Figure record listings
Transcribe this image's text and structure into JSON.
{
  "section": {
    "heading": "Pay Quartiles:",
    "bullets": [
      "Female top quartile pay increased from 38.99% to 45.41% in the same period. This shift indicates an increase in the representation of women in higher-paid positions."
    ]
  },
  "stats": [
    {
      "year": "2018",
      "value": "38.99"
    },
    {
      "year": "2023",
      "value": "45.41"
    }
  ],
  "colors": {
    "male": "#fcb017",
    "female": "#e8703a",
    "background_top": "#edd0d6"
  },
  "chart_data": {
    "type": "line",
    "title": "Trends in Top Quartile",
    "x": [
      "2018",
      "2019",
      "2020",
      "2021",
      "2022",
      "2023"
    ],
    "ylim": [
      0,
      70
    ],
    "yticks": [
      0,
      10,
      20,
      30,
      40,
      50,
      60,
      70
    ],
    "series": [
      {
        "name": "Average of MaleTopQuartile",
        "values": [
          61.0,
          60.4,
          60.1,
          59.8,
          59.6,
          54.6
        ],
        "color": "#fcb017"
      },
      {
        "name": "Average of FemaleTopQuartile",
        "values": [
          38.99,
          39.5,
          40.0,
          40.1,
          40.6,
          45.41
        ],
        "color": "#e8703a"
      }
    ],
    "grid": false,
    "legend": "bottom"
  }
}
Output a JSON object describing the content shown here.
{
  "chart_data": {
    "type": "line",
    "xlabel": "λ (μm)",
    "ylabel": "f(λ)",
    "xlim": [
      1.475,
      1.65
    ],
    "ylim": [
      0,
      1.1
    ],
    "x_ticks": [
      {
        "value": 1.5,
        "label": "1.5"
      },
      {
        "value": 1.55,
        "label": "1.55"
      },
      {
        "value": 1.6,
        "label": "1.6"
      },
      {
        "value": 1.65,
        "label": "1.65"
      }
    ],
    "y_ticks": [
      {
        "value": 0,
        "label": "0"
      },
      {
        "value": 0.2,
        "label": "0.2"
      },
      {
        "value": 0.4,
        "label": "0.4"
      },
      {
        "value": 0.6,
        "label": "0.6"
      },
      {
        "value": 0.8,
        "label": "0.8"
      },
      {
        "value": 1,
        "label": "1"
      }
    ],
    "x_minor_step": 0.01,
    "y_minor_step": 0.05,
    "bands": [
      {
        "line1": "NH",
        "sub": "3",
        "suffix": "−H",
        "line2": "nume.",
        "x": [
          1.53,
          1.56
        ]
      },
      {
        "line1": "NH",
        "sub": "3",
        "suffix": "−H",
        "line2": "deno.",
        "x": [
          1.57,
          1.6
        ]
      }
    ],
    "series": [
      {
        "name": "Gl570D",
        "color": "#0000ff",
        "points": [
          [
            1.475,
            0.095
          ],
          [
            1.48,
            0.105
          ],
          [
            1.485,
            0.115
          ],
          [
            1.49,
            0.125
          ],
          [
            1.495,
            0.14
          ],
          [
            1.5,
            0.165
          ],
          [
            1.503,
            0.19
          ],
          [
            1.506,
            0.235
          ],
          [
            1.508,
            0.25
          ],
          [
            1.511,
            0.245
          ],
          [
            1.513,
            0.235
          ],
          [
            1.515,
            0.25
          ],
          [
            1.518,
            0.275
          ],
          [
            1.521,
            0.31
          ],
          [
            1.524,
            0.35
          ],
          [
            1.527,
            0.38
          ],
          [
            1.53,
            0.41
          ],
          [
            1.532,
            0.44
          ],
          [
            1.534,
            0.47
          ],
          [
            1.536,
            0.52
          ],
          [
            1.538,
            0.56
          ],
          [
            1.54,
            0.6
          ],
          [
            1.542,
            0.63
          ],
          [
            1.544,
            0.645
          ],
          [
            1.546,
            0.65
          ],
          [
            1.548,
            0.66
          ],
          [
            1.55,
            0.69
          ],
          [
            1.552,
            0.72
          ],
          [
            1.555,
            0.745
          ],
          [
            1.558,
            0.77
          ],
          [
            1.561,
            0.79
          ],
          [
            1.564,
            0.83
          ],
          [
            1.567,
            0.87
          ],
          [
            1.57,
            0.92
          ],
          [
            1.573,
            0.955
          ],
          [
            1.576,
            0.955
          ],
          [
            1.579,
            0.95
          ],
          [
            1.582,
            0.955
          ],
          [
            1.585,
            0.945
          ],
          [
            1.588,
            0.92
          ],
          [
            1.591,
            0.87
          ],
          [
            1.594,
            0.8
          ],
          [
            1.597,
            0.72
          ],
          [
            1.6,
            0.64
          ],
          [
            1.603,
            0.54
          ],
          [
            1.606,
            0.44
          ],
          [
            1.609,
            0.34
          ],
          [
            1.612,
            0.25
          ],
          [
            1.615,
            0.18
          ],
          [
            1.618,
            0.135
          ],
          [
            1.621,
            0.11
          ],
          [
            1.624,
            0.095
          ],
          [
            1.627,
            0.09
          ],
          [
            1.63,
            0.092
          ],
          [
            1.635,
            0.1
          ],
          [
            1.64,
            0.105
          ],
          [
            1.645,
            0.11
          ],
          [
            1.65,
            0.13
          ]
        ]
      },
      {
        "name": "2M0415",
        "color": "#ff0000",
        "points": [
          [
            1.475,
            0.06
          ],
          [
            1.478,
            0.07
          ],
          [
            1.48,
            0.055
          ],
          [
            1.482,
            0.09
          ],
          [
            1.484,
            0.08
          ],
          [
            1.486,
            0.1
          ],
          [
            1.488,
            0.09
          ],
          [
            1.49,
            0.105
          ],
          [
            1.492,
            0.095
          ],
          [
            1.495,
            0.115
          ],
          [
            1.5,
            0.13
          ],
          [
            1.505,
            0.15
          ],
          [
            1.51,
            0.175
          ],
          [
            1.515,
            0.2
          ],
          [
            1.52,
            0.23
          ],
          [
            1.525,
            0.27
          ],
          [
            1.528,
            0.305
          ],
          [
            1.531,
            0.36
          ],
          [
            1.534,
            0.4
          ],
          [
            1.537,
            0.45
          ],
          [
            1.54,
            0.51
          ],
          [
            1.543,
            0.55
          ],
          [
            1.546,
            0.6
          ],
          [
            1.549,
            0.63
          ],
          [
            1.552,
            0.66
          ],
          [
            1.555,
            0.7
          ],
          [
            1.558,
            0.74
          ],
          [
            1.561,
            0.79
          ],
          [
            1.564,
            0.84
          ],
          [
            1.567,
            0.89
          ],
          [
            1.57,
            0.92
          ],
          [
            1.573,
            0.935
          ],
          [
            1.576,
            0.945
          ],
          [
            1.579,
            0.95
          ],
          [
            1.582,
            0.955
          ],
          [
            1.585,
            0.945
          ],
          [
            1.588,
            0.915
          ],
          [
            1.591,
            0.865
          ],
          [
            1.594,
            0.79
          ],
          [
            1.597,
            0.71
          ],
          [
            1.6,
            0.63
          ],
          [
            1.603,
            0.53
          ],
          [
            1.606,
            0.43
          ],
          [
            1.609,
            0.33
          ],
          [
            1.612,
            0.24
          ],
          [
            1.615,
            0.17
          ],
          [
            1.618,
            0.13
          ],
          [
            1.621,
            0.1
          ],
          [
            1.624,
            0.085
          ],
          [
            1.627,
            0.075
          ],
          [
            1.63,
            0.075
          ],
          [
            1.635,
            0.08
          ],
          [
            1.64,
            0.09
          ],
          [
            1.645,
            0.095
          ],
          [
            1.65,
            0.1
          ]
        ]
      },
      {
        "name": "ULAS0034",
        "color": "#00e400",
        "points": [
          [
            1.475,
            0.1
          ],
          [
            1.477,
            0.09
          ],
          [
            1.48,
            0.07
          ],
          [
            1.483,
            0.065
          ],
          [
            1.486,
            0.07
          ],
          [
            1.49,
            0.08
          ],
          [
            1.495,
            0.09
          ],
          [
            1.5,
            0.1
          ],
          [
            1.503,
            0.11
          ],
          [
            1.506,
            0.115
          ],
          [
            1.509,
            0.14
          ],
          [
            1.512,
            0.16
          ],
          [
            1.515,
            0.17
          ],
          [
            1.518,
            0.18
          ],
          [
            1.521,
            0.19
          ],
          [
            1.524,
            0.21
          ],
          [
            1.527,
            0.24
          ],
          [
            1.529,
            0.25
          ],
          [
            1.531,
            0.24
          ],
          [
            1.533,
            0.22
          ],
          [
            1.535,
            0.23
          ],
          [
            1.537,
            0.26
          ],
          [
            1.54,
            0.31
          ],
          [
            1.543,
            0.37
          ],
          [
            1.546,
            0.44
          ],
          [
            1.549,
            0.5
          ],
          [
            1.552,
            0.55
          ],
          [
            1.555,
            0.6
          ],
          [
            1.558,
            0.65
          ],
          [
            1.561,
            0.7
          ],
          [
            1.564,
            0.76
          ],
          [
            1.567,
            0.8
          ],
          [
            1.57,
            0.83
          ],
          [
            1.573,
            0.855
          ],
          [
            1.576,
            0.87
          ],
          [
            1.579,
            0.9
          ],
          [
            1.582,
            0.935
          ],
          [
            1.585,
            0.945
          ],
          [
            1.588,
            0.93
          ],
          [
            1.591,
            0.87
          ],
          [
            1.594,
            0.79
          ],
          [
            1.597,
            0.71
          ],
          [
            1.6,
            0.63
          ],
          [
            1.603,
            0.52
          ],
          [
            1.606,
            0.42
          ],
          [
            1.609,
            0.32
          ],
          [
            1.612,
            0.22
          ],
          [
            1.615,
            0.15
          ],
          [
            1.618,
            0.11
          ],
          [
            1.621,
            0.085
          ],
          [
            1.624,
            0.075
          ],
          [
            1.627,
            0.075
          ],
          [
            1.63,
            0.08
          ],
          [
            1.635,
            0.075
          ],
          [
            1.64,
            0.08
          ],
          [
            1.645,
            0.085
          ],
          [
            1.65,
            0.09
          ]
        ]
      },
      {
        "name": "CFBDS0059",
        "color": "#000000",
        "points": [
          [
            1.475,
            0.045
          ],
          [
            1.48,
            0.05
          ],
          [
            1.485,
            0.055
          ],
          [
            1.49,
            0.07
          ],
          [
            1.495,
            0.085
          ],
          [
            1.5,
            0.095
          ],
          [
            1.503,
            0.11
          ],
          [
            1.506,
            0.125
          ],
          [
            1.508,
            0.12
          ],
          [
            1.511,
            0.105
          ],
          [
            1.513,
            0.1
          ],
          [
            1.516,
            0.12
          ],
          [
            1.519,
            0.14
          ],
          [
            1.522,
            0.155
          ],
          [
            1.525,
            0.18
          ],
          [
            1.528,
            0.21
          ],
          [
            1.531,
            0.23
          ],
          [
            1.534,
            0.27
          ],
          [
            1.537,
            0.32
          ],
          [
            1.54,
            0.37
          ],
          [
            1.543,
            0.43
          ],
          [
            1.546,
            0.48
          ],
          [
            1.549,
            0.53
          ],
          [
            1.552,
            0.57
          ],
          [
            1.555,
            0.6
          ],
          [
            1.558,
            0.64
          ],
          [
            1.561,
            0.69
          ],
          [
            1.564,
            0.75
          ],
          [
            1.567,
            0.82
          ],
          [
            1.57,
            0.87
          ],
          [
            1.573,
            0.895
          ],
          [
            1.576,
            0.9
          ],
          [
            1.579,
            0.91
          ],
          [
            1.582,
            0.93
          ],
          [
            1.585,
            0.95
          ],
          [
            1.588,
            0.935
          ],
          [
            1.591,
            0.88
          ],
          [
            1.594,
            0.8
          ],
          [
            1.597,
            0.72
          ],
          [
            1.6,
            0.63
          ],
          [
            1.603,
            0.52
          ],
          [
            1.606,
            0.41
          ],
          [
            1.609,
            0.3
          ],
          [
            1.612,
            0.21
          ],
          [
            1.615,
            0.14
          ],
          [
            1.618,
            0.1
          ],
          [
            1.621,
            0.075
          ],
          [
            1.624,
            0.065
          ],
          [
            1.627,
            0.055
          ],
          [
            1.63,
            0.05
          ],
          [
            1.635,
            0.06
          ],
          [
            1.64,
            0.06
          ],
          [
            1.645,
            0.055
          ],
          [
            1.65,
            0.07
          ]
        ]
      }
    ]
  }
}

> **EXERCISE AIM**
Answer with one number only: how many lines above contain the word "Average".

> **FULL OUTPUT**
2